The problem: Your task is to transcribe all the entries exactly, excluding pictures.

Data section:
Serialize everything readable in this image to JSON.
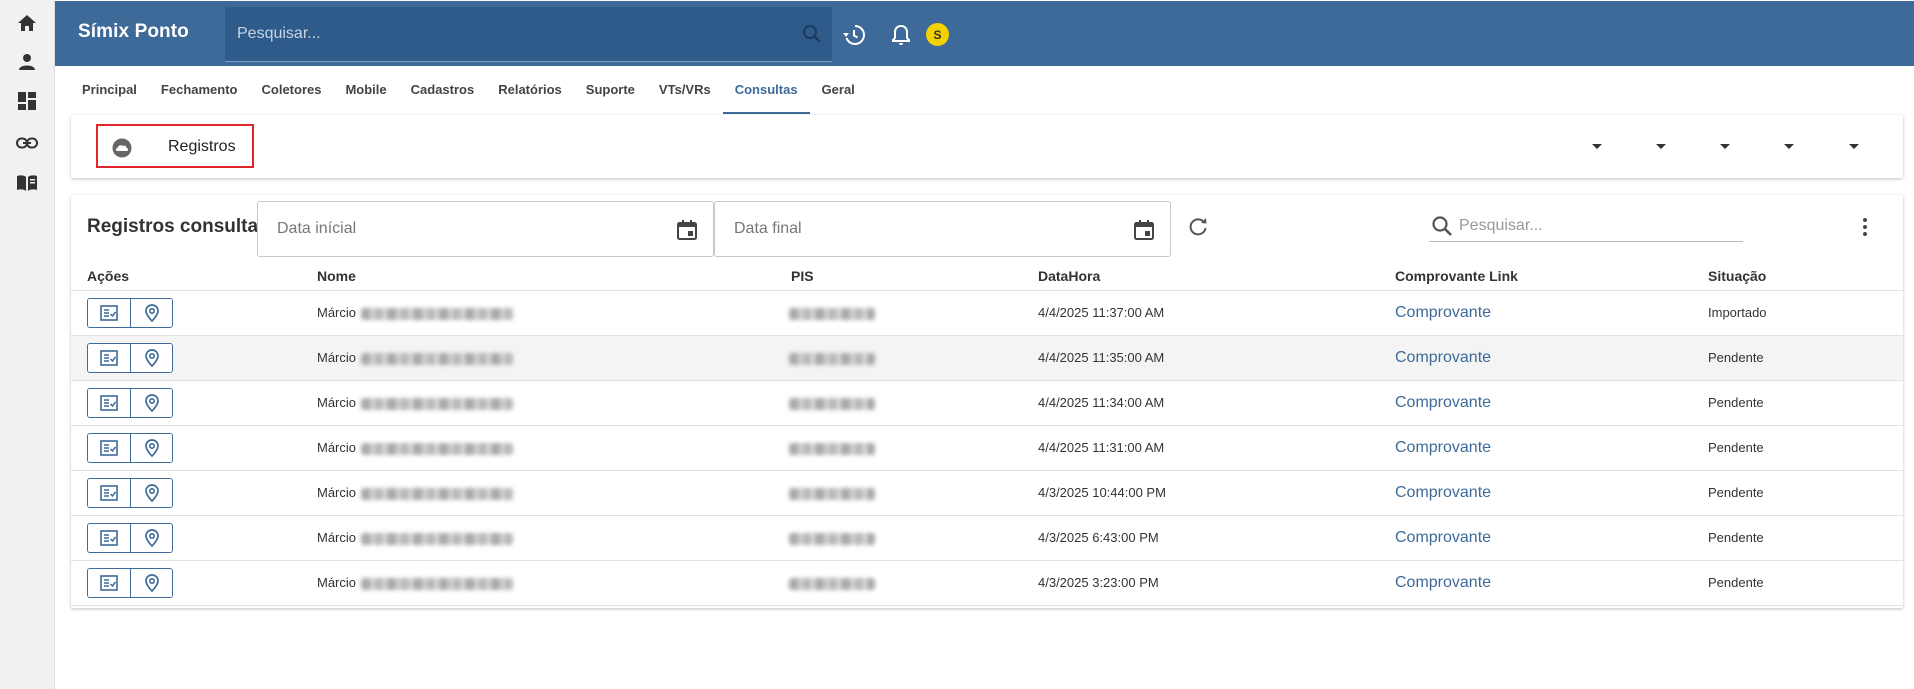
{
  "rail": {
    "items": [
      {
        "icon": "home-icon"
      },
      {
        "icon": "person-icon"
      },
      {
        "icon": "dashboard-icon"
      },
      {
        "icon": "link-icon"
      },
      {
        "icon": "book-icon"
      }
    ]
  },
  "header": {
    "brand": "Símix Ponto",
    "search_placeholder": "Pesquisar...",
    "avatar_initial": "S",
    "accent_color": "#3e6a99",
    "avatar_color": "#f3d200"
  },
  "nav": {
    "tabs": [
      "Principal",
      "Fechamento",
      "Coletores",
      "Mobile",
      "Cadastros",
      "Relatórios",
      "Suporte",
      "VTs/VRs",
      "Consultas",
      "Geral"
    ],
    "active": "Consultas"
  },
  "section": {
    "label": "Registros",
    "dropdown_count": 5,
    "highlight_color": "#e0262b"
  },
  "table_card": {
    "title": "Registros consulta",
    "date_start_placeholder": "Data inícial",
    "date_end_placeholder": "Data final",
    "search_placeholder": "Pesquisar..."
  },
  "table": {
    "headers": {
      "acoes": "Ações",
      "nome": "Nome",
      "pis": "PIS",
      "datahora": "DataHora",
      "comprovante": "Comprovante Link",
      "situacao": "Situação"
    },
    "rows": [
      {
        "nome": "Márcio",
        "datahora": "4/4/2025 11:37:00 AM",
        "comprovante": "Comprovante",
        "situacao": "Importado"
      },
      {
        "nome": "Márcio",
        "datahora": "4/4/2025 11:35:00 AM",
        "comprovante": "Comprovante",
        "situacao": "Pendente"
      },
      {
        "nome": "Márcio",
        "datahora": "4/4/2025 11:34:00 AM",
        "comprovante": "Comprovante",
        "situacao": "Pendente"
      },
      {
        "nome": "Márcio",
        "datahora": "4/4/2025 11:31:00 AM",
        "comprovante": "Comprovante",
        "situacao": "Pendente"
      },
      {
        "nome": "Márcio",
        "datahora": "4/3/2025 10:44:00 PM",
        "comprovante": "Comprovante",
        "situacao": "Pendente"
      },
      {
        "nome": "Márcio",
        "datahora": "4/3/2025 6:43:00 PM",
        "comprovante": "Comprovante",
        "situacao": "Pendente"
      },
      {
        "nome": "Márcio",
        "datahora": "4/3/2025 3:23:00 PM",
        "comprovante": "Comprovante",
        "situacao": "Pendente"
      }
    ]
  }
}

Exercise answer:
Serialize everything readable in this image to JSON.
{
  "rail": {
    "items": [
      {
        "icon": "home-icon"
      },
      {
        "icon": "person-icon"
      },
      {
        "icon": "dashboard-icon"
      },
      {
        "icon": "link-icon"
      },
      {
        "icon": "book-icon"
      }
    ]
  },
  "header": {
    "brand": "Símix Ponto",
    "search_placeholder": "Pesquisar...",
    "avatar_initial": "S",
    "accent_color": "#3e6a99",
    "avatar_color": "#f3d200"
  },
  "nav": {
    "tabs": [
      "Principal",
      "Fechamento",
      "Coletores",
      "Mobile",
      "Cadastros",
      "Relatórios",
      "Suporte",
      "VTs/VRs",
      "Consultas",
      "Geral"
    ],
    "active": "Consultas"
  },
  "section": {
    "label": "Registros",
    "dropdown_count": 5,
    "highlight_color": "#e0262b"
  },
  "table_card": {
    "title": "Registros consulta",
    "date_start_placeholder": "Data inícial",
    "date_end_placeholder": "Data final",
    "search_placeholder": "Pesquisar..."
  },
  "table": {
    "headers": {
      "acoes": "Ações",
      "nome": "Nome",
      "pis": "PIS",
      "datahora": "DataHora",
      "comprovante": "Comprovante Link",
      "situacao": "Situação"
    },
    "rows": [
      {
        "nome": "Márcio",
        "datahora": "4/4/2025 11:37:00 AM",
        "comprovante": "Comprovante",
        "situacao": "Importado"
      },
      {
        "nome": "Márcio",
        "datahora": "4/4/2025 11:35:00 AM",
        "comprovante": "Comprovante",
        "situacao": "Pendente"
      },
      {
        "nome": "Márcio",
        "datahora": "4/4/2025 11:34:00 AM",
        "comprovante": "Comprovante",
        "situacao": "Pendente"
      },
      {
        "nome": "Márcio",
        "datahora": "4/4/2025 11:31:00 AM",
        "comprovante": "Comprovante",
        "situacao": "Pendente"
      },
      {
        "nome": "Márcio",
        "datahora": "4/3/2025 10:44:00 PM",
        "comprovante": "Comprovante",
        "situacao": "Pendente"
      },
      {
        "nome": "Márcio",
        "datahora": "4/3/2025 6:43:00 PM",
        "comprovante": "Comprovante",
        "situacao": "Pendente"
      },
      {
        "nome": "Márcio",
        "datahora": "4/3/2025 3:23:00 PM",
        "comprovante": "Comprovante",
        "situacao": "Pendente"
      }
    ]
  }
}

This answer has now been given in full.